--- The records ---

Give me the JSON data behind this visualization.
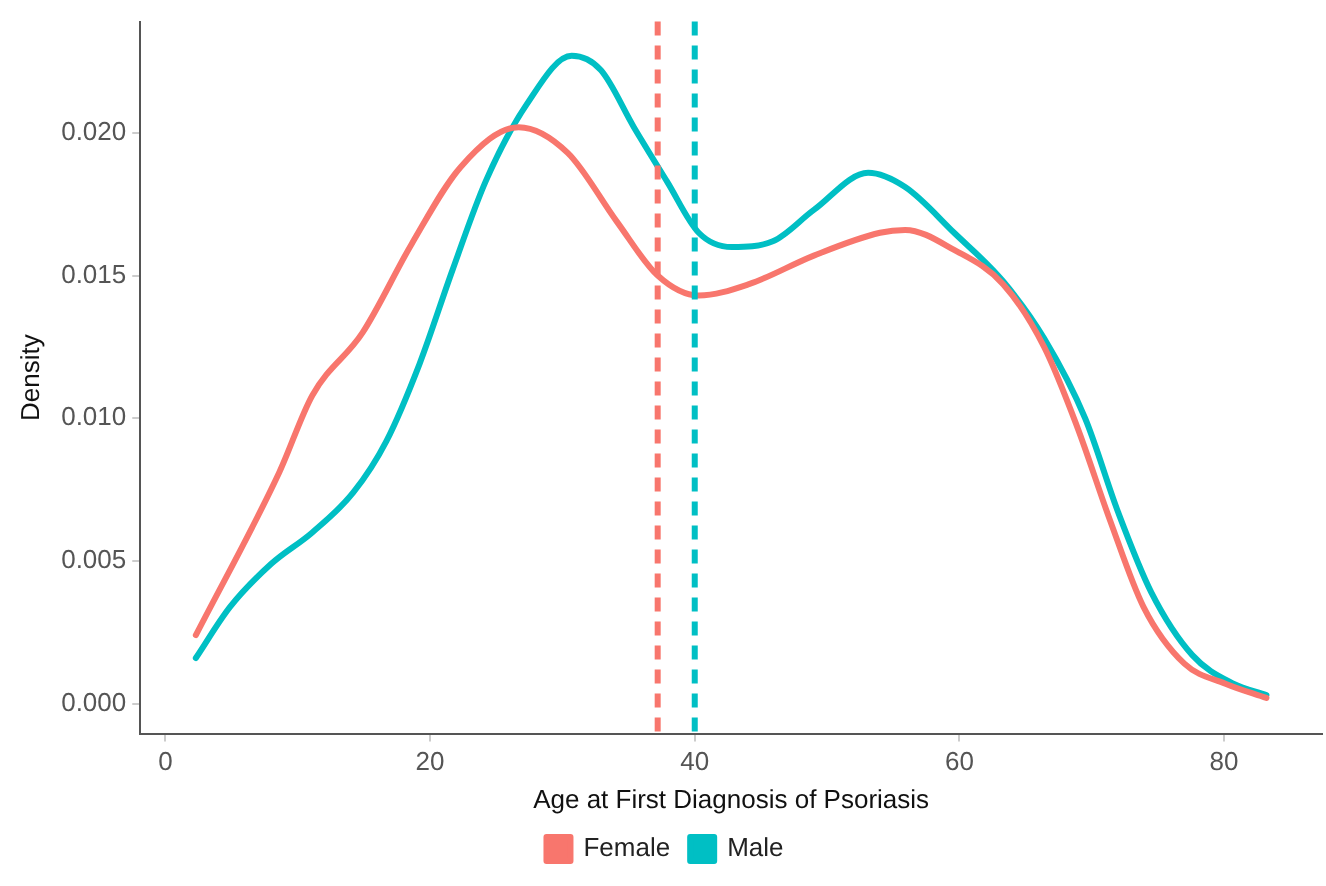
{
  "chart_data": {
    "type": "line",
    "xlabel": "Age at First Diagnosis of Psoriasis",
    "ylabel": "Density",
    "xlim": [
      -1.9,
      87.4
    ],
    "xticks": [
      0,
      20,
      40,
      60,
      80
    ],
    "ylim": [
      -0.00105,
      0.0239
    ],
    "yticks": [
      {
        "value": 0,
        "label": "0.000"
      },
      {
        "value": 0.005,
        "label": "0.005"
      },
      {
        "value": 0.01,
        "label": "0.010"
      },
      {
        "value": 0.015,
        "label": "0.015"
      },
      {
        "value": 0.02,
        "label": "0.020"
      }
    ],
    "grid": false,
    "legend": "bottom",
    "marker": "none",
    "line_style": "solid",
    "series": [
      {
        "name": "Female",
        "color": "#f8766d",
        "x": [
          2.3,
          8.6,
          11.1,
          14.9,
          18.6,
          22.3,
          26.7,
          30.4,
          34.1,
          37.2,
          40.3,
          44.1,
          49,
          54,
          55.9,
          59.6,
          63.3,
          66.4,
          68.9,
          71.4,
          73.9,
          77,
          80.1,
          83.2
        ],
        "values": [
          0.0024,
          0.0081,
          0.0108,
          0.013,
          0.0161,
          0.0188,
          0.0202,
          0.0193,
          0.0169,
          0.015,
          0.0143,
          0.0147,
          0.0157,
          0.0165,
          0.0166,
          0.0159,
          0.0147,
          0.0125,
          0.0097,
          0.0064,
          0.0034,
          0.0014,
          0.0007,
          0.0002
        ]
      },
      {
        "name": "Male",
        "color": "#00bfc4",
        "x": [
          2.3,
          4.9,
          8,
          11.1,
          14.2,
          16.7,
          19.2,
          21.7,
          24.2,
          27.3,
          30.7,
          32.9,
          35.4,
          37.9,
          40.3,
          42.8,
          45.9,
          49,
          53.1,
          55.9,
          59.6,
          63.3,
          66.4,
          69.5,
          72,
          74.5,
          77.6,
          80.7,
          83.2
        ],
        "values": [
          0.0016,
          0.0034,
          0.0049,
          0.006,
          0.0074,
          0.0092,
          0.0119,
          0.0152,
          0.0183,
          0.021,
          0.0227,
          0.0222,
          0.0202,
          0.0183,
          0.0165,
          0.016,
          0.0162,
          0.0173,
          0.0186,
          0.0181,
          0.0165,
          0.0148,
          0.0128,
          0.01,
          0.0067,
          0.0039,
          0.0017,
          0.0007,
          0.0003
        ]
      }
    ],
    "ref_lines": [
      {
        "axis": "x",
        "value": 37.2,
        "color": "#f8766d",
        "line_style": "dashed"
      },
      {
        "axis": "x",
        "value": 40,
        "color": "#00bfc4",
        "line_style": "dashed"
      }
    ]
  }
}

---

Set task → Your task is to retype all the entries exactly and leave out any pictures.

Written answer →
Give me the JSON data behind this visualization.
{
  "chart_data": {
    "type": "line",
    "xlabel": "Age at First Diagnosis of Psoriasis",
    "ylabel": "Density",
    "xlim": [
      -1.9,
      87.4
    ],
    "xticks": [
      0,
      20,
      40,
      60,
      80
    ],
    "ylim": [
      -0.00105,
      0.0239
    ],
    "yticks": [
      {
        "value": 0,
        "label": "0.000"
      },
      {
        "value": 0.005,
        "label": "0.005"
      },
      {
        "value": 0.01,
        "label": "0.010"
      },
      {
        "value": 0.015,
        "label": "0.015"
      },
      {
        "value": 0.02,
        "label": "0.020"
      }
    ],
    "grid": false,
    "legend": "bottom",
    "marker": "none",
    "line_style": "solid",
    "series": [
      {
        "name": "Female",
        "color": "#f8766d",
        "x": [
          2.3,
          8.6,
          11.1,
          14.9,
          18.6,
          22.3,
          26.7,
          30.4,
          34.1,
          37.2,
          40.3,
          44.1,
          49,
          54,
          55.9,
          59.6,
          63.3,
          66.4,
          68.9,
          71.4,
          73.9,
          77,
          80.1,
          83.2
        ],
        "values": [
          0.0024,
          0.0081,
          0.0108,
          0.013,
          0.0161,
          0.0188,
          0.0202,
          0.0193,
          0.0169,
          0.015,
          0.0143,
          0.0147,
          0.0157,
          0.0165,
          0.0166,
          0.0159,
          0.0147,
          0.0125,
          0.0097,
          0.0064,
          0.0034,
          0.0014,
          0.0007,
          0.0002
        ]
      },
      {
        "name": "Male",
        "color": "#00bfc4",
        "x": [
          2.3,
          4.9,
          8,
          11.1,
          14.2,
          16.7,
          19.2,
          21.7,
          24.2,
          27.3,
          30.7,
          32.9,
          35.4,
          37.9,
          40.3,
          42.8,
          45.9,
          49,
          53.1,
          55.9,
          59.6,
          63.3,
          66.4,
          69.5,
          72,
          74.5,
          77.6,
          80.7,
          83.2
        ],
        "values": [
          0.0016,
          0.0034,
          0.0049,
          0.006,
          0.0074,
          0.0092,
          0.0119,
          0.0152,
          0.0183,
          0.021,
          0.0227,
          0.0222,
          0.0202,
          0.0183,
          0.0165,
          0.016,
          0.0162,
          0.0173,
          0.0186,
          0.0181,
          0.0165,
          0.0148,
          0.0128,
          0.01,
          0.0067,
          0.0039,
          0.0017,
          0.0007,
          0.0003
        ]
      }
    ],
    "ref_lines": [
      {
        "axis": "x",
        "value": 37.2,
        "color": "#f8766d",
        "line_style": "dashed"
      },
      {
        "axis": "x",
        "value": 40,
        "color": "#00bfc4",
        "line_style": "dashed"
      }
    ]
  }
}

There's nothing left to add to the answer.